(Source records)
----
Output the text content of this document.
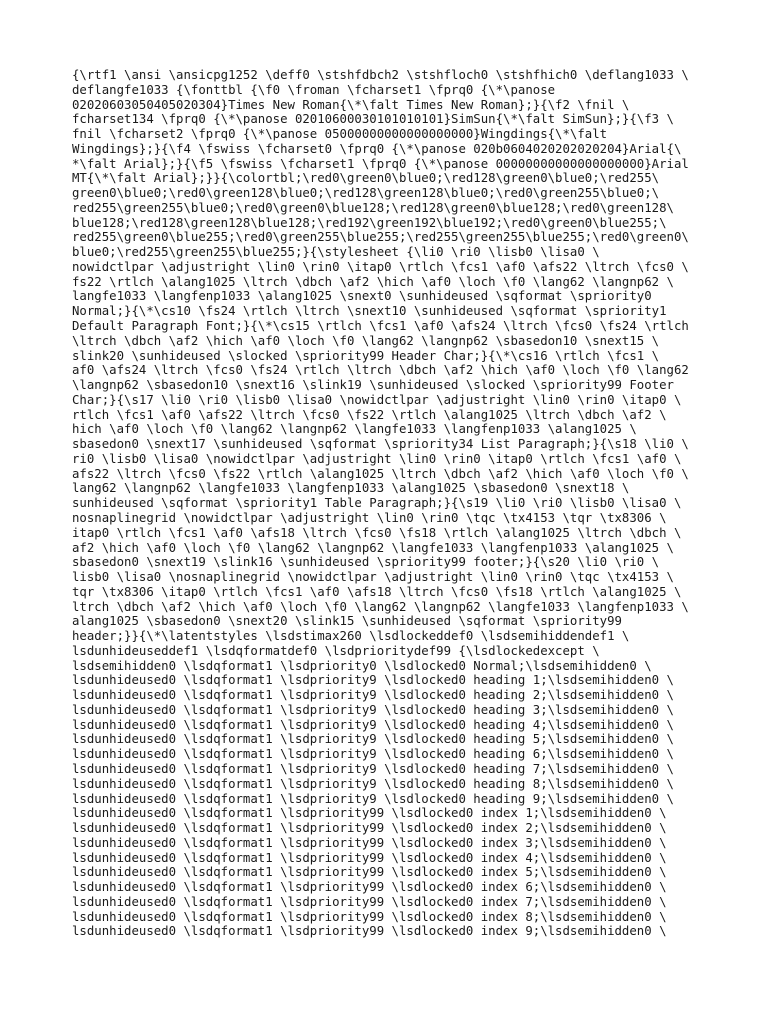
{\rtf1 \ansi \ansicpg1252 \deff0 \stshfdbch2 \stshfloch0 \stshfhich0 \deflang1033 \
deflangfe1033 {\fonttbl {\f0 \froman \fcharset1 \fprq0 {\*\panose
02020603050405020304}Times New Roman{\*\falt Times New Roman};}{\f2 \fnil \
fcharset134 \fprq0 {\*\panose 02010600030101010101}SimSun{\*\falt SimSun};}{\f3 \
fnil \fcharset2 \fprq0 {\*\panose 05000000000000000000}Wingdings{\*\falt
Wingdings};}{\f4 \fswiss \fcharset0 \fprq0 {\*\panose 020b0604020202020204}Arial{\
*\falt Arial};}{\f5 \fswiss \fcharset1 \fprq0 {\*\panose 00000000000000000000}Arial
MT{\*\falt Arial};}}{\colortbl;\red0\green0\blue0;\red128\green0\blue0;\red255\
green0\blue0;\red0\green128\blue0;\red128\green128\blue0;\red0\green255\blue0;\
red255\green255\blue0;\red0\green0\blue128;\red128\green0\blue128;\red0\green128\
blue128;\red128\green128\blue128;\red192\green192\blue192;\red0\green0\blue255;\
red255\green0\blue255;\red0\green255\blue255;\red255\green255\blue255;\red0\green0\
blue0;\red255\green255\blue255;}{\stylesheet {\li0 \ri0 \lisb0 \lisa0 \
nowidctlpar \adjustright \lin0 \rin0 \itap0 \rtlch \fcs1 \af0 \afs22 \ltrch \fcs0 \
fs22 \rtlch \alang1025 \ltrch \dbch \af2 \hich \af0 \loch \f0 \lang62 \langnp62 \
langfe1033 \langfenp1033 \alang1025 \snext0 \sunhideused \sqformat \spriority0
Normal;}{\*\cs10 \fs24 \rtlch \ltrch \snext10 \sunhideused \sqformat \spriority1
Default Paragraph Font;}{\*\cs15 \rtlch \fcs1 \af0 \afs24 \ltrch \fcs0 \fs24 \rtlch
\ltrch \dbch \af2 \hich \af0 \loch \f0 \lang62 \langnp62 \sbasedon10 \snext15 \
slink20 \sunhideused \slocked \spriority99 Header Char;}{\*\cs16 \rtlch \fcs1 \
af0 \afs24 \ltrch \fcs0 \fs24 \rtlch \ltrch \dbch \af2 \hich \af0 \loch \f0 \lang62
\langnp62 \sbasedon10 \snext16 \slink19 \sunhideused \slocked \spriority99 Footer
Char;}{\s17 \li0 \ri0 \lisb0 \lisa0 \nowidctlpar \adjustright \lin0 \rin0 \itap0 \
rtlch \fcs1 \af0 \afs22 \ltrch \fcs0 \fs22 \rtlch \alang1025 \ltrch \dbch \af2 \
hich \af0 \loch \f0 \lang62 \langnp62 \langfe1033 \langfenp1033 \alang1025 \
sbasedon0 \snext17 \sunhideused \sqformat \spriority34 List Paragraph;}{\s18 \li0 \
ri0 \lisb0 \lisa0 \nowidctlpar \adjustright \lin0 \rin0 \itap0 \rtlch \fcs1 \af0 \
afs22 \ltrch \fcs0 \fs22 \rtlch \alang1025 \ltrch \dbch \af2 \hich \af0 \loch \f0 \
lang62 \langnp62 \langfe1033 \langfenp1033 \alang1025 \sbasedon0 \snext18 \
sunhideused \sqformat \spriority1 Table Paragraph;}{\s19 \li0 \ri0 \lisb0 \lisa0 \
nosnaplinegrid \nowidctlpar \adjustright \lin0 \rin0 \tqc \tx4153 \tqr \tx8306 \
itap0 \rtlch \fcs1 \af0 \afs18 \ltrch \fcs0 \fs18 \rtlch \alang1025 \ltrch \dbch \
af2 \hich \af0 \loch \f0 \lang62 \langnp62 \langfe1033 \langfenp1033 \alang1025 \
sbasedon0 \snext19 \slink16 \sunhideused \spriority99 footer;}{\s20 \li0 \ri0 \
lisb0 \lisa0 \nosnaplinegrid \nowidctlpar \adjustright \lin0 \rin0 \tqc \tx4153 \
tqr \tx8306 \itap0 \rtlch \fcs1 \af0 \afs18 \ltrch \fcs0 \fs18 \rtlch \alang1025 \
ltrch \dbch \af2 \hich \af0 \loch \f0 \lang62 \langnp62 \langfe1033 \langfenp1033 \
alang1025 \sbasedon0 \snext20 \slink15 \sunhideused \sqformat \spriority99
header;}}{\*\latentstyles \lsdstimax260 \lsdlockeddef0 \lsdsemihiddendef1 \
lsdunhideuseddef1 \lsdqformatdef0 \lsdprioritydef99 {\lsdlockedexcept \
lsdsemihidden0 \lsdqformat1 \lsdpriority0 \lsdlocked0 Normal;\lsdsemihidden0 \
lsdunhideused0 \lsdqformat1 \lsdpriority9 \lsdlocked0 heading 1;\lsdsemihidden0 \
lsdunhideused0 \lsdqformat1 \lsdpriority9 \lsdlocked0 heading 2;\lsdsemihidden0 \
lsdunhideused0 \lsdqformat1 \lsdpriority9 \lsdlocked0 heading 3;\lsdsemihidden0 \
lsdunhideused0 \lsdqformat1 \lsdpriority9 \lsdlocked0 heading 4;\lsdsemihidden0 \
lsdunhideused0 \lsdqformat1 \lsdpriority9 \lsdlocked0 heading 5;\lsdsemihidden0 \
lsdunhideused0 \lsdqformat1 \lsdpriority9 \lsdlocked0 heading 6;\lsdsemihidden0 \
lsdunhideused0 \lsdqformat1 \lsdpriority9 \lsdlocked0 heading 7;\lsdsemihidden0 \
lsdunhideused0 \lsdqformat1 \lsdpriority9 \lsdlocked0 heading 8;\lsdsemihidden0 \
lsdunhideused0 \lsdqformat1 \lsdpriority9 \lsdlocked0 heading 9;\lsdsemihidden0 \
lsdunhideused0 \lsdqformat1 \lsdpriority99 \lsdlocked0 index 1;\lsdsemihidden0 \
lsdunhideused0 \lsdqformat1 \lsdpriority99 \lsdlocked0 index 2;\lsdsemihidden0 \
lsdunhideused0 \lsdqformat1 \lsdpriority99 \lsdlocked0 index 3;\lsdsemihidden0 \
lsdunhideused0 \lsdqformat1 \lsdpriority99 \lsdlocked0 index 4;\lsdsemihidden0 \
lsdunhideused0 \lsdqformat1 \lsdpriority99 \lsdlocked0 index 5;\lsdsemihidden0 \
lsdunhideused0 \lsdqformat1 \lsdpriority99 \lsdlocked0 index 6;\lsdsemihidden0 \
lsdunhideused0 \lsdqformat1 \lsdpriority99 \lsdlocked0 index 7;\lsdsemihidden0 \
lsdunhideused0 \lsdqformat1 \lsdpriority99 \lsdlocked0 index 8;\lsdsemihidden0 \
lsdunhideused0 \lsdqformat1 \lsdpriority99 \lsdlocked0 index 9;\lsdsemihidden0 \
----
▶ **Aim**: Reproduce every line precisely as given, omitting all pictures.

▶ **Correct result**:
Output the text content of this document.
{\rtf1 \ansi \ansicpg1252 \deff0 \stshfdbch2 \stshfloch0 \stshfhich0 \deflang1033 \
deflangfe1033 {\fonttbl {\f0 \froman \fcharset1 \fprq0 {\*\panose
02020603050405020304}Times New Roman{\*\falt Times New Roman};}{\f2 \fnil \
fcharset134 \fprq0 {\*\panose 02010600030101010101}SimSun{\*\falt SimSun};}{\f3 \
fnil \fcharset2 \fprq0 {\*\panose 05000000000000000000}Wingdings{\*\falt
Wingdings};}{\f4 \fswiss \fcharset0 \fprq0 {\*\panose 020b0604020202020204}Arial{\
*\falt Arial};}{\f5 \fswiss \fcharset1 \fprq0 {\*\panose 00000000000000000000}Arial
MT{\*\falt Arial};}}{\colortbl;\red0\green0\blue0;\red128\green0\blue0;\red255\
green0\blue0;\red0\green128\blue0;\red128\green128\blue0;\red0\green255\blue0;\
red255\green255\blue0;\red0\green0\blue128;\red128\green0\blue128;\red0\green128\
blue128;\red128\green128\blue128;\red192\green192\blue192;\red0\green0\blue255;\
red255\green0\blue255;\red0\green255\blue255;\red255\green255\blue255;\red0\green0\
blue0;\red255\green255\blue255;}{\stylesheet {\li0 \ri0 \lisb0 \lisa0 \
nowidctlpar \adjustright \lin0 \rin0 \itap0 \rtlch \fcs1 \af0 \afs22 \ltrch \fcs0 \
fs22 \rtlch \alang1025 \ltrch \dbch \af2 \hich \af0 \loch \f0 \lang62 \langnp62 \
langfe1033 \langfenp1033 \alang1025 \snext0 \sunhideused \sqformat \spriority0
Normal;}{\*\cs10 \fs24 \rtlch \ltrch \snext10 \sunhideused \sqformat \spriority1
Default Paragraph Font;}{\*\cs15 \rtlch \fcs1 \af0 \afs24 \ltrch \fcs0 \fs24 \rtlch
\ltrch \dbch \af2 \hich \af0 \loch \f0 \lang62 \langnp62 \sbasedon10 \snext15 \
slink20 \sunhideused \slocked \spriority99 Header Char;}{\*\cs16 \rtlch \fcs1 \
af0 \afs24 \ltrch \fcs0 \fs24 \rtlch \ltrch \dbch \af2 \hich \af0 \loch \f0 \lang62
\langnp62 \sbasedon10 \snext16 \slink19 \sunhideused \slocked \spriority99 Footer
Char;}{\s17 \li0 \ri0 \lisb0 \lisa0 \nowidctlpar \adjustright \lin0 \rin0 \itap0 \
rtlch \fcs1 \af0 \afs22 \ltrch \fcs0 \fs22 \rtlch \alang1025 \ltrch \dbch \af2 \
hich \af0 \loch \f0 \lang62 \langnp62 \langfe1033 \langfenp1033 \alang1025 \
sbasedon0 \snext17 \sunhideused \sqformat \spriority34 List Paragraph;}{\s18 \li0 \
ri0 \lisb0 \lisa0 \nowidctlpar \adjustright \lin0 \rin0 \itap0 \rtlch \fcs1 \af0 \
afs22 \ltrch \fcs0 \fs22 \rtlch \alang1025 \ltrch \dbch \af2 \hich \af0 \loch \f0 \
lang62 \langnp62 \langfe1033 \langfenp1033 \alang1025 \sbasedon0 \snext18 \
sunhideused \sqformat \spriority1 Table Paragraph;}{\s19 \li0 \ri0 \lisb0 \lisa0 \
nosnaplinegrid \nowidctlpar \adjustright \lin0 \rin0 \tqc \tx4153 \tqr \tx8306 \
itap0 \rtlch \fcs1 \af0 \afs18 \ltrch \fcs0 \fs18 \rtlch \alang1025 \ltrch \dbch \
af2 \hich \af0 \loch \f0 \lang62 \langnp62 \langfe1033 \langfenp1033 \alang1025 \
sbasedon0 \snext19 \slink16 \sunhideused \spriority99 footer;}{\s20 \li0 \ri0 \
lisb0 \lisa0 \nosnaplinegrid \nowidctlpar \adjustright \lin0 \rin0 \tqc \tx4153 \
tqr \tx8306 \itap0 \rtlch \fcs1 \af0 \afs18 \ltrch \fcs0 \fs18 \rtlch \alang1025 \
ltrch \dbch \af2 \hich \af0 \loch \f0 \lang62 \langnp62 \langfe1033 \langfenp1033 \
alang1025 \sbasedon0 \snext20 \slink15 \sunhideused \sqformat \spriority99
header;}}{\*\latentstyles \lsdstimax260 \lsdlockeddef0 \lsdsemihiddendef1 \
lsdunhideuseddef1 \lsdqformatdef0 \lsdprioritydef99 {\lsdlockedexcept \
lsdsemihidden0 \lsdqformat1 \lsdpriority0 \lsdlocked0 Normal;\lsdsemihidden0 \
lsdunhideused0 \lsdqformat1 \lsdpriority9 \lsdlocked0 heading 1;\lsdsemihidden0 \
lsdunhideused0 \lsdqformat1 \lsdpriority9 \lsdlocked0 heading 2;\lsdsemihidden0 \
lsdunhideused0 \lsdqformat1 \lsdpriority9 \lsdlocked0 heading 3;\lsdsemihidden0 \
lsdunhideused0 \lsdqformat1 \lsdpriority9 \lsdlocked0 heading 4;\lsdsemihidden0 \
lsdunhideused0 \lsdqformat1 \lsdpriority9 \lsdlocked0 heading 5;\lsdsemihidden0 \
lsdunhideused0 \lsdqformat1 \lsdpriority9 \lsdlocked0 heading 6;\lsdsemihidden0 \
lsdunhideused0 \lsdqformat1 \lsdpriority9 \lsdlocked0 heading 7;\lsdsemihidden0 \
lsdunhideused0 \lsdqformat1 \lsdpriority9 \lsdlocked0 heading 8;\lsdsemihidden0 \
lsdunhideused0 \lsdqformat1 \lsdpriority9 \lsdlocked0 heading 9;\lsdsemihidden0 \
lsdunhideused0 \lsdqformat1 \lsdpriority99 \lsdlocked0 index 1;\lsdsemihidden0 \
lsdunhideused0 \lsdqformat1 \lsdpriority99 \lsdlocked0 index 2;\lsdsemihidden0 \
lsdunhideused0 \lsdqformat1 \lsdpriority99 \lsdlocked0 index 3;\lsdsemihidden0 \
lsdunhideused0 \lsdqformat1 \lsdpriority99 \lsdlocked0 index 4;\lsdsemihidden0 \
lsdunhideused0 \lsdqformat1 \lsdpriority99 \lsdlocked0 index 5;\lsdsemihidden0 \
lsdunhideused0 \lsdqformat1 \lsdpriority99 \lsdlocked0 index 6;\lsdsemihidden0 \
lsdunhideused0 \lsdqformat1 \lsdpriority99 \lsdlocked0 index 7;\lsdsemihidden0 \
lsdunhideused0 \lsdqformat1 \lsdpriority99 \lsdlocked0 index 8;\lsdsemihidden0 \
lsdunhideused0 \lsdqformat1 \lsdpriority99 \lsdlocked0 index 9;\lsdsemihidden0 \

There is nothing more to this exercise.